[Dataset excerpts]
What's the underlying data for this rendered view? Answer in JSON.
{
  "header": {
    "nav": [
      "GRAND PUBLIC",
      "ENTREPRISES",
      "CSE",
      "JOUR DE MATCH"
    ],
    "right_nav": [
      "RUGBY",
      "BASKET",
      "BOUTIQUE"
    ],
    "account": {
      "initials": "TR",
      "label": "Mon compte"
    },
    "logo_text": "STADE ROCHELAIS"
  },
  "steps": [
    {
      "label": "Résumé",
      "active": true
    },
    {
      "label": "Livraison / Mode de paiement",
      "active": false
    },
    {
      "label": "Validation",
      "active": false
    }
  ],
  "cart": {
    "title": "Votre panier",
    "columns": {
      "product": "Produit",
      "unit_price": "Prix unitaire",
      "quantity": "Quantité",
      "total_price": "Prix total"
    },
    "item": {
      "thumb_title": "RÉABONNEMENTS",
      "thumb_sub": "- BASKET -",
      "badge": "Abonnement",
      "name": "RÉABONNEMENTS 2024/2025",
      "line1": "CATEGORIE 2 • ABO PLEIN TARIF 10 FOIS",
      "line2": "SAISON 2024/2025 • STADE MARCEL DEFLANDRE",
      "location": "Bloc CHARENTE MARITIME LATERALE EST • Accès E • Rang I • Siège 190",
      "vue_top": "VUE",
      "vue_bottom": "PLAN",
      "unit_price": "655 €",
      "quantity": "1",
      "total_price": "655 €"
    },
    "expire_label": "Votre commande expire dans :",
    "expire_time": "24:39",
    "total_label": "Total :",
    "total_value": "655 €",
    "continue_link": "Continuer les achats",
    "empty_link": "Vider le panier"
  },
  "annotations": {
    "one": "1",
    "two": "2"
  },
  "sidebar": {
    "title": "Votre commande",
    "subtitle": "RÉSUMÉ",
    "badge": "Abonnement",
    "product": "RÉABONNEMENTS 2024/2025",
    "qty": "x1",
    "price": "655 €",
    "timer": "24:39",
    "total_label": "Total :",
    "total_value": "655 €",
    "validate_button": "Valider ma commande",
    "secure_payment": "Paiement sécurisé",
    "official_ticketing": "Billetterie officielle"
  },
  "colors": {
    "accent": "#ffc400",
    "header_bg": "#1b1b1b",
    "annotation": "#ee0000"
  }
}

**PROBLEM TO SOLVE:** Return the material in full, exactly as shown.

**COMPLETED EXERCISE:**
What's the underlying data for this rendered view? Answer in JSON.
{
  "header": {
    "nav": [
      "GRAND PUBLIC",
      "ENTREPRISES",
      "CSE",
      "JOUR DE MATCH"
    ],
    "right_nav": [
      "RUGBY",
      "BASKET",
      "BOUTIQUE"
    ],
    "account": {
      "initials": "TR",
      "label": "Mon compte"
    },
    "logo_text": "STADE ROCHELAIS"
  },
  "steps": [
    {
      "label": "Résumé",
      "active": true
    },
    {
      "label": "Livraison / Mode de paiement",
      "active": false
    },
    {
      "label": "Validation",
      "active": false
    }
  ],
  "cart": {
    "title": "Votre panier",
    "columns": {
      "product": "Produit",
      "unit_price": "Prix unitaire",
      "quantity": "Quantité",
      "total_price": "Prix total"
    },
    "item": {
      "thumb_title": "RÉABONNEMENTS",
      "thumb_sub": "- BASKET -",
      "badge": "Abonnement",
      "name": "RÉABONNEMENTS 2024/2025",
      "line1": "CATEGORIE 2 • ABO PLEIN TARIF 10 FOIS",
      "line2": "SAISON 2024/2025 • STADE MARCEL DEFLANDRE",
      "location": "Bloc CHARENTE MARITIME LATERALE EST • Accès E • Rang I • Siège 190",
      "vue_top": "VUE",
      "vue_bottom": "PLAN",
      "unit_price": "655 €",
      "quantity": "1",
      "total_price": "655 €"
    },
    "expire_label": "Votre commande expire dans :",
    "expire_time": "24:39",
    "total_label": "Total :",
    "total_value": "655 €",
    "continue_link": "Continuer les achats",
    "empty_link": "Vider le panier"
  },
  "annotations": {
    "one": "1",
    "two": "2"
  },
  "sidebar": {
    "title": "Votre commande",
    "subtitle": "RÉSUMÉ",
    "badge": "Abonnement",
    "product": "RÉABONNEMENTS 2024/2025",
    "qty": "x1",
    "price": "655 €",
    "timer": "24:39",
    "total_label": "Total :",
    "total_value": "655 €",
    "validate_button": "Valider ma commande",
    "secure_payment": "Paiement sécurisé",
    "official_ticketing": "Billetterie officielle"
  },
  "colors": {
    "accent": "#ffc400",
    "header_bg": "#1b1b1b",
    "annotation": "#ee0000"
  }
}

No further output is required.